--- WORK TO COMPLETE ---
Can you reproduce everything from the start of the data down to the line containing "342, 463, 402]", swapping "row-checkbox" for "row-select-box" and leaving all else unchanged?
-------- SUPPLIED RECORDS --------
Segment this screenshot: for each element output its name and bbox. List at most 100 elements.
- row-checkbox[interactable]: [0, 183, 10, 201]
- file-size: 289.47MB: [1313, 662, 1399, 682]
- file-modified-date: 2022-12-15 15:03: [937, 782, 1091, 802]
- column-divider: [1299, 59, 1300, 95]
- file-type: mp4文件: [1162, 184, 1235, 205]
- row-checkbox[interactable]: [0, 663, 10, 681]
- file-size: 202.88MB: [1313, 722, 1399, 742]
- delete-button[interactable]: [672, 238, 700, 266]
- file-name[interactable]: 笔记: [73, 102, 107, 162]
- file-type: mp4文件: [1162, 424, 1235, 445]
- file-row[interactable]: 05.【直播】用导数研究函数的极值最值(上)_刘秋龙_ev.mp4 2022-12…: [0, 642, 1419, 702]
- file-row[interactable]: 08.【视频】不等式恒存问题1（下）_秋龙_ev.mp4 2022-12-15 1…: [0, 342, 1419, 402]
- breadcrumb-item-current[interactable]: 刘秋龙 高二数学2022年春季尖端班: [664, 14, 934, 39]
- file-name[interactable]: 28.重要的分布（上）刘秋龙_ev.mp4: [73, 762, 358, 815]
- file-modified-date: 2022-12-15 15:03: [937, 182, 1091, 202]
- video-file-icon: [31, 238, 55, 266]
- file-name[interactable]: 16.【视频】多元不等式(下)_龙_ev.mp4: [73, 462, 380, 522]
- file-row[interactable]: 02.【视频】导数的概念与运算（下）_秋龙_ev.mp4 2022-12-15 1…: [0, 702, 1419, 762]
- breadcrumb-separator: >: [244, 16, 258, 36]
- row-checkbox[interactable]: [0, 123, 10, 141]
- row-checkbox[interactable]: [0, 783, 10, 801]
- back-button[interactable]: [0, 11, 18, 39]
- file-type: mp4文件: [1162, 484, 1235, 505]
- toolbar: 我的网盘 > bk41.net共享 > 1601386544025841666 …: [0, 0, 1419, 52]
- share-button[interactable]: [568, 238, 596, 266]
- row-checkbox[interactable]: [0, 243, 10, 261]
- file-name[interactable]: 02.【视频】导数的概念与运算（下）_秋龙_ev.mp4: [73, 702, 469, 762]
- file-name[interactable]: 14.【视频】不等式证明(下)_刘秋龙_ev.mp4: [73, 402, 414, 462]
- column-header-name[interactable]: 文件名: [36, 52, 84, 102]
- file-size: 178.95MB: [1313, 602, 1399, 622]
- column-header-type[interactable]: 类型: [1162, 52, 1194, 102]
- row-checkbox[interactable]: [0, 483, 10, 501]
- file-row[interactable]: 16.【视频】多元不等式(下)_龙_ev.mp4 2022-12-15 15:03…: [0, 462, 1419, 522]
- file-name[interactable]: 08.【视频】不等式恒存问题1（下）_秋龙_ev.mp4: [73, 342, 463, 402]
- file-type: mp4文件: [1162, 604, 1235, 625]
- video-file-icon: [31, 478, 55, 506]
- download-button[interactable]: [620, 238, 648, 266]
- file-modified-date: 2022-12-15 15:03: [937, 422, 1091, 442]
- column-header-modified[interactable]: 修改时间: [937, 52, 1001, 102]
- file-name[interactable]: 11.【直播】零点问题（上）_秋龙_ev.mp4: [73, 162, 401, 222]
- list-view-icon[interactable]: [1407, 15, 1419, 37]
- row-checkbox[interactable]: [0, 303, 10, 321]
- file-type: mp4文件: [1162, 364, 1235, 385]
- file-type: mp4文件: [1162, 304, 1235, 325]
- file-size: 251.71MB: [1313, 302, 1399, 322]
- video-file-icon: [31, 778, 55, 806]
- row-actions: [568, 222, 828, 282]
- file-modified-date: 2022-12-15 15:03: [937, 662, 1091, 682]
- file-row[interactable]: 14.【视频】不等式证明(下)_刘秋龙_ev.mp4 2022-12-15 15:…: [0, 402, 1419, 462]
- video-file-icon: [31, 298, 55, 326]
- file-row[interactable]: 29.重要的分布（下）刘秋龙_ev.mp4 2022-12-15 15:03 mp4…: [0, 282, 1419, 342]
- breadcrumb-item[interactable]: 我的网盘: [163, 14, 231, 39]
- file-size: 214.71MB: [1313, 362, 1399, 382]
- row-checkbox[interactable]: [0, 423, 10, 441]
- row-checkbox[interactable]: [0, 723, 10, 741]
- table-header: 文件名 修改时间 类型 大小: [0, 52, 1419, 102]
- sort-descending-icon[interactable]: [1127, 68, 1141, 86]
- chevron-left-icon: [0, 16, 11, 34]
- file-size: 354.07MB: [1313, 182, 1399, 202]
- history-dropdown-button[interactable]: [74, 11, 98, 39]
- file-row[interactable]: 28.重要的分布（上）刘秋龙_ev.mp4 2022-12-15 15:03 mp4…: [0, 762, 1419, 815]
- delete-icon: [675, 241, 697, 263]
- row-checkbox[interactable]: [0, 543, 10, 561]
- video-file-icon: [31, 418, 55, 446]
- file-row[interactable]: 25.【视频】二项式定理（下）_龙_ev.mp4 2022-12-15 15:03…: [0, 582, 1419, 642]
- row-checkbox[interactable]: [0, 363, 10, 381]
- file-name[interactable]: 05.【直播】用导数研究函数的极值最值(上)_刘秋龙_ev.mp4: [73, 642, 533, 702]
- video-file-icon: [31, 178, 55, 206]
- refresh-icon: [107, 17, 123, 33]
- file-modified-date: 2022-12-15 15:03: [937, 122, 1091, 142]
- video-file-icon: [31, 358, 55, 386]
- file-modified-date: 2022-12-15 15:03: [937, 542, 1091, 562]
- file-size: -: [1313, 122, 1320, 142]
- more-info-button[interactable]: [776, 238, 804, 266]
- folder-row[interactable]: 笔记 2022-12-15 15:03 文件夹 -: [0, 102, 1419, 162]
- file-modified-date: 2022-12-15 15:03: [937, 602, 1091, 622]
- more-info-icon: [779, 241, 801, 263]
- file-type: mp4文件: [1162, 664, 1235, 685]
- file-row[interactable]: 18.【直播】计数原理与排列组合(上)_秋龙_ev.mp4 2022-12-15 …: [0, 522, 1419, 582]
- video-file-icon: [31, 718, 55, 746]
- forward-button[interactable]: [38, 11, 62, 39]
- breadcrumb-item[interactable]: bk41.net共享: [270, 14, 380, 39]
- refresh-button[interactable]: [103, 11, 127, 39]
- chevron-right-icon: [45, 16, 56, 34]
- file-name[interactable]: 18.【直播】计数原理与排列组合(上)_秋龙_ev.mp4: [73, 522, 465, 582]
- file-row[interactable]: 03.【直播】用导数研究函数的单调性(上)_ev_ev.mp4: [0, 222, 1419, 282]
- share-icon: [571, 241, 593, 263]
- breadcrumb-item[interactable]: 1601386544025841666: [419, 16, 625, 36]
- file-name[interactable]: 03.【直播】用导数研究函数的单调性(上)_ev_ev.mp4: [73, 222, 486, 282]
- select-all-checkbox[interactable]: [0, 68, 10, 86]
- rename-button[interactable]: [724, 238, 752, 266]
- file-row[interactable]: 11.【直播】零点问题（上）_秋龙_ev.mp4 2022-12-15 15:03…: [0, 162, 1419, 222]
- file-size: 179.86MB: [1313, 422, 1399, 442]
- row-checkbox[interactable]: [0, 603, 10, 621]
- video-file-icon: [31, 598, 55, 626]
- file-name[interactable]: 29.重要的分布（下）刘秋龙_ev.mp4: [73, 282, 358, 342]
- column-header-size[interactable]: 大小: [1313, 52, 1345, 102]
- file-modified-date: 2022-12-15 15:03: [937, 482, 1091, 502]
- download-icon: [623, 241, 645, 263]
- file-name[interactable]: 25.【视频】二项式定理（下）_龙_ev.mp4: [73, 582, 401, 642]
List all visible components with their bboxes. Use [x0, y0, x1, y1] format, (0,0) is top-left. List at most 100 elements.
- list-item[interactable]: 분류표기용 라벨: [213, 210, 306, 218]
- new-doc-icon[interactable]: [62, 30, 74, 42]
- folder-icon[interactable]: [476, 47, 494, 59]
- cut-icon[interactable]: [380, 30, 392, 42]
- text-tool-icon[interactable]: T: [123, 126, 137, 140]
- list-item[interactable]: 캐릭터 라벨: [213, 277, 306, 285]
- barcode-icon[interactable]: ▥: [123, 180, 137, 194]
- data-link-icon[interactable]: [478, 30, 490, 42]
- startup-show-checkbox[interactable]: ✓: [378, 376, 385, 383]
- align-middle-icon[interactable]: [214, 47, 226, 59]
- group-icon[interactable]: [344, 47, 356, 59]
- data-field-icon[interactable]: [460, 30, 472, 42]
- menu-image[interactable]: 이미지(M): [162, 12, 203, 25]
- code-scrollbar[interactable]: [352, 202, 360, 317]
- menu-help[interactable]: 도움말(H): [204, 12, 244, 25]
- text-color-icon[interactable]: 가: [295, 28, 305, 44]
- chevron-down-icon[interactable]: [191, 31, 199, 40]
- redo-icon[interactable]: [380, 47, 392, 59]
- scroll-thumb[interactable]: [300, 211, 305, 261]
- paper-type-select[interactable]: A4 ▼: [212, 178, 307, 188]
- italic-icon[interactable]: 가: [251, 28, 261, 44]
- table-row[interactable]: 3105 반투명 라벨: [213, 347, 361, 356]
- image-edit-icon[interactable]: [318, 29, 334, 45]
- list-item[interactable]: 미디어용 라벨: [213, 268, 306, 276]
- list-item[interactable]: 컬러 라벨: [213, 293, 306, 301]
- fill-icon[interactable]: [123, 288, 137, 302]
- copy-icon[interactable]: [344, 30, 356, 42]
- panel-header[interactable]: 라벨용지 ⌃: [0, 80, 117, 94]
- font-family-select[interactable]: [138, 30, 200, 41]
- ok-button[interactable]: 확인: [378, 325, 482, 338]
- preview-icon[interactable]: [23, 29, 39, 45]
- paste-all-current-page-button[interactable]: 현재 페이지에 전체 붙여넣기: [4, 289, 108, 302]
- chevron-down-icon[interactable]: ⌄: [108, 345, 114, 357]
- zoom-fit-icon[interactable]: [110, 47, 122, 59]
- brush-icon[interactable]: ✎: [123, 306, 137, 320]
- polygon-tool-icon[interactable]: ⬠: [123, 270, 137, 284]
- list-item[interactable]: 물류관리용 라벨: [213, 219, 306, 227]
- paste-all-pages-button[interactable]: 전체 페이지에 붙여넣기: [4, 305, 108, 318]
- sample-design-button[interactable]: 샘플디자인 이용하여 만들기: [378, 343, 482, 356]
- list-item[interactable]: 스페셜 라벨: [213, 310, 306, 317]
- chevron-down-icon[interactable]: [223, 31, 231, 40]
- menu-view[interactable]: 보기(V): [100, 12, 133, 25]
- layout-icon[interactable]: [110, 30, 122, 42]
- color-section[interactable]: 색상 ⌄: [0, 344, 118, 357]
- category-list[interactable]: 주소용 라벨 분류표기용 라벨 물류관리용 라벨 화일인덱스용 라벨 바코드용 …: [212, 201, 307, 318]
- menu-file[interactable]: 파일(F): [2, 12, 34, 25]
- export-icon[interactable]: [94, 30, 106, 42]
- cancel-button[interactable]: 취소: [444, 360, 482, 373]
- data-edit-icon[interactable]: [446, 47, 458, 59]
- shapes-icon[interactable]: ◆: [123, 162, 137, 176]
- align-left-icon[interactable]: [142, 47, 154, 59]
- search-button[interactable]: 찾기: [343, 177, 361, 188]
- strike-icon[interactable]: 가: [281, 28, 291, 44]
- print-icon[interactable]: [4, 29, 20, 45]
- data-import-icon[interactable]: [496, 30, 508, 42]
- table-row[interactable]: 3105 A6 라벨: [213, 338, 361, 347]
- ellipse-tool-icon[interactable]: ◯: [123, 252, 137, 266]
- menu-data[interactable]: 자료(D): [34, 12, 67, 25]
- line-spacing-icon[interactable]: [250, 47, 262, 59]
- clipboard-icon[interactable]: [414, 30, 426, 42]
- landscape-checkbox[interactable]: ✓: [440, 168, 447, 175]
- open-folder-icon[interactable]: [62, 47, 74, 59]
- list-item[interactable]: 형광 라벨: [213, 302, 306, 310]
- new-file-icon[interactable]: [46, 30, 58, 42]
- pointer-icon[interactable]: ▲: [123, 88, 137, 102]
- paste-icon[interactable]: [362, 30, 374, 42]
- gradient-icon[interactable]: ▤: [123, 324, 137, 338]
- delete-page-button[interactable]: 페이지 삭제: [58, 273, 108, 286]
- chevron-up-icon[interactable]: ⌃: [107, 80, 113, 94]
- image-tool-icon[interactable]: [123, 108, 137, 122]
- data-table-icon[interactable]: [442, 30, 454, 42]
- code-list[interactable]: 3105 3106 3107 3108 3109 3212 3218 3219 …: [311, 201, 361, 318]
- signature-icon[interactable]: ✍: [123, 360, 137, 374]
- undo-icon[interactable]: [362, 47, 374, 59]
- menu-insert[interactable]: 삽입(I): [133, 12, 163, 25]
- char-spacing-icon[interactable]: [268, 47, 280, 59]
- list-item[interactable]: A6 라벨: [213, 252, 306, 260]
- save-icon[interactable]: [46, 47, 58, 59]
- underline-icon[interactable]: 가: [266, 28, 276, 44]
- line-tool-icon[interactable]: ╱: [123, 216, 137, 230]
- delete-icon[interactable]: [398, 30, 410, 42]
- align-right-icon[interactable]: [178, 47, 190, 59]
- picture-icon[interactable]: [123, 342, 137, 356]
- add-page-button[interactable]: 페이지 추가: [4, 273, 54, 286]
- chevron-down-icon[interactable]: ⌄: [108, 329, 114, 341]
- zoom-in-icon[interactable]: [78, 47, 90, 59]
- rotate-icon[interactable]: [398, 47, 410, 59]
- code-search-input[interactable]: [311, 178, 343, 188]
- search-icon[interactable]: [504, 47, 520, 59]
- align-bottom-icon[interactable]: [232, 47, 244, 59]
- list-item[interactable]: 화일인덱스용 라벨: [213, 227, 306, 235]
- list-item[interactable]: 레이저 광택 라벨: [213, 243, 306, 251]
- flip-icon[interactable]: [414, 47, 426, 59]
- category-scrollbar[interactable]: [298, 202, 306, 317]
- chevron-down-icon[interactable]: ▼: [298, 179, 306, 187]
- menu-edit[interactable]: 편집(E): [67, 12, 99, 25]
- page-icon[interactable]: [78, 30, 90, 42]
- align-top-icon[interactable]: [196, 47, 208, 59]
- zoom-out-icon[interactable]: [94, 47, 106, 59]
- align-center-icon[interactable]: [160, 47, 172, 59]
--------
--- THE REPLY ---
Segment this screenshot: for each element output its name and bbox. List at most 100 elements.
- row-select-box[interactable]: [0, 183, 10, 201]
- file-size: 289.47MB: [1313, 662, 1399, 682]
- file-modified-date: 2022-12-15 15:03: [937, 782, 1091, 802]
- column-divider: [1299, 59, 1300, 95]
- file-type: mp4文件: [1162, 184, 1235, 205]
- row-select-box[interactable]: [0, 663, 10, 681]
- file-size: 202.88MB: [1313, 722, 1399, 742]
- delete-button[interactable]: [672, 238, 700, 266]
- file-name[interactable]: 笔记: [73, 102, 107, 162]
- file-type: mp4文件: [1162, 424, 1235, 445]
- file-row[interactable]: 05.【直播】用导数研究函数的极值最值(上)_刘秋龙_ev.mp4 2022-12…: [0, 642, 1419, 702]
- file-row[interactable]: 08.【视频】不等式恒存问题1（下）_秋龙_ev.mp4 2022-12-15 1…: [0, 342, 1419, 402]
- breadcrumb-item-current[interactable]: 刘秋龙 高二数学2022年春季尖端班: [664, 14, 934, 39]
- file-name[interactable]: 28.重要的分布（上）刘秋龙_ev.mp4: [73, 762, 358, 815]
- file-modified-date: 2022-12-15 15:03: [937, 182, 1091, 202]
- video-file-icon: [31, 238, 55, 266]
- file-name[interactable]: 16.【视频】多元不等式(下)_龙_ev.mp4: [73, 462, 380, 522]
- file-row[interactable]: 02.【视频】导数的概念与运算（下）_秋龙_ev.mp4 2022-12-15 1…: [0, 702, 1419, 762]
- breadcrumb-separator: >: [244, 16, 258, 36]
- row-select-box[interactable]: [0, 123, 10, 141]
- row-select-box[interactable]: [0, 783, 10, 801]
- back-button[interactable]: [0, 11, 18, 39]
- file-type: mp4文件: [1162, 484, 1235, 505]
- toolbar: 我的网盘 > bk41.net共享 > 1601386544025841666 …: [0, 0, 1419, 52]
- share-button[interactable]: [568, 238, 596, 266]
- row-select-box[interactable]: [0, 243, 10, 261]
- file-name[interactable]: 02.【视频】导数的概念与运算（下）_秋龙_ev.mp4: [73, 702, 469, 762]
- file-name[interactable]: 14.【视频】不等式证明(下)_刘秋龙_ev.mp4: [73, 402, 414, 462]
- column-header-name[interactable]: 文件名: [36, 52, 84, 102]
- file-size: 178.95MB: [1313, 602, 1399, 622]
- column-header-type[interactable]: 类型: [1162, 52, 1194, 102]
- row-select-box[interactable]: [0, 483, 10, 501]
- file-row[interactable]: 16.【视频】多元不等式(下)_龙_ev.mp4 2022-12-15 15:03…: [0, 462, 1419, 522]
- file-name[interactable]: 08.【视频】不等式恒存问题1（下）_秋龙_ev.mp4: [73, 342, 463, 402]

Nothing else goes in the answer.